TO BE DONE: Wherever the word "去掉原附录" turns up in a line of the entries, copy that line.

....

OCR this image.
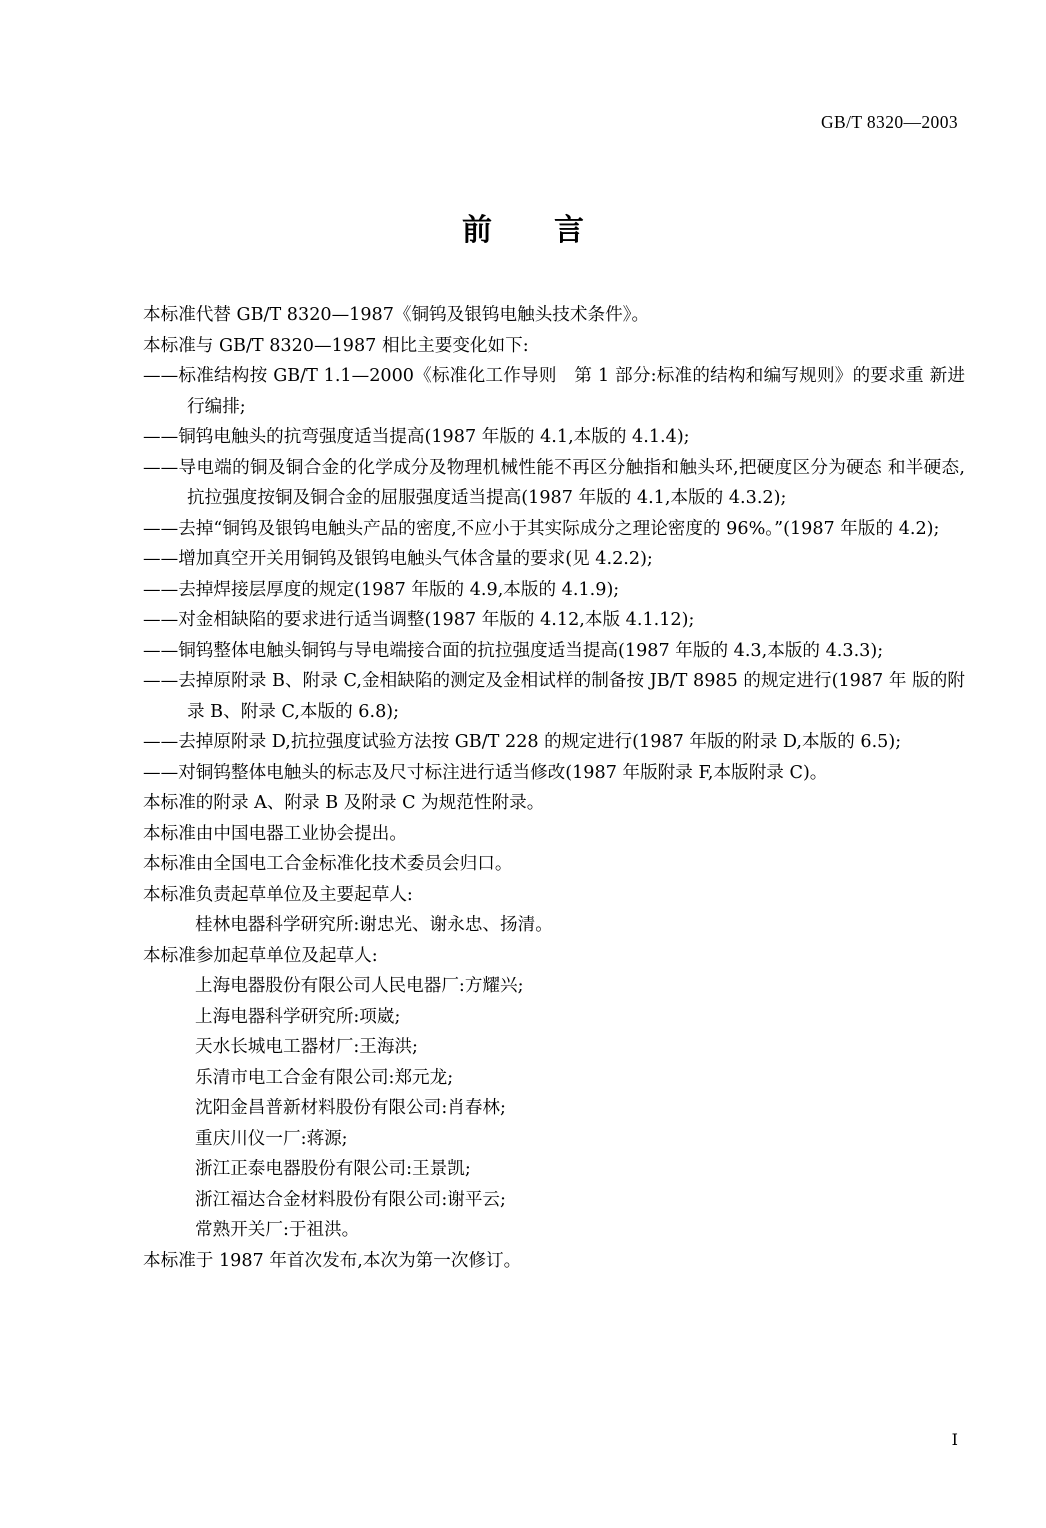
GB/T 8320—2003
前　言

本标准代替 GB/T 8320—1987《铜钨及银钨电触头技术条件》。

本标准与 GB/T 8320—1987 相比主要变化如下:

——标准结构按 GB/T 1.1—2000《标准化工作导则　第 1 部分:标准的结构和编写规则》的要求重 新进行编排;

——铜钨电触头的抗弯强度适当提高(1987 年版的 4.1,本版的 4.1.4);

——导电端的铜及铜合金的化学成分及物理机械性能不再区分触指和触头环,把硬度区分为硬态 和半硬态,抗拉强度按铜及铜合金的屈服强度适当提高(1987 年版的 4.1,本版的 4.3.2);

——去掉“铜钨及银钨电触头产品的密度,不应小于其实际成分之理论密度的 96%。”(1987 年版的 4.2);

——增加真空开关用铜钨及银钨电触头气体含量的要求(见 4.2.2);

——去掉焊接层厚度的规定(1987 年版的 4.9,本版的 4.1.9);

——对金相缺陷的要求进行适当调整(1987 年版的 4.12,本版 4.1.12);

——铜钨整体电触头铜钨与导电端接合面的抗拉强度适当提高(1987 年版的 4.3,本版的 4.3.3);

——去掉原附录 B、附录 C,金相缺陷的测定及金相试样的制备按 JB/T 8985 的规定进行(1987 年 版的附录 B、附录 C,本版的 6.8);

——去掉原附录 D,抗拉强度试验方法按 GB/T 228 的规定进行(1987 年版的附录 D,本版的 6.5);

——对铜钨整体电触头的标志及尺寸标注进行适当修改(1987 年版附录 F,本版附录 C)。

本标准的附录 A、附录 B 及附录 C 为规范性附录。

本标准由中国电器工业协会提出。

本标准由全国电工合金标准化技术委员会归口。

本标准负责起草单位及主要起草人:

桂林电器科学研究所:谢忠光、谢永忠、扬清。

本标准参加起草单位及起草人:

上海电器股份有限公司人民电器厂:方耀兴;

上海电器科学研究所:项崴;

天水长城电工器材厂:王海洪;

乐清市电工合金有限公司:郑元龙;

沈阳金昌普新材料股份有限公司:肖春林;

重庆川仪一厂:蒋源;

浙江正泰电器股份有限公司:王景凯;

浙江福达合金材料股份有限公司:谢平云;

常熟开关厂:于祖洪。

本标准于 1987 年首次发布,本次为第一次修订。

Ⅰ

....

RESPONSE TO THE EXERCISE:
——去掉原附录 B、附录 C,金相缺陷的测定及金相试样的制备按 JB/T 8985 的规定进行(1987 年 版的附录 B、附录 C,本版的 6.8);
——去掉原附录 D,抗拉强度试验方法按 GB/T 228 的规定进行(1987 年版的附录 D,本版的 6.5);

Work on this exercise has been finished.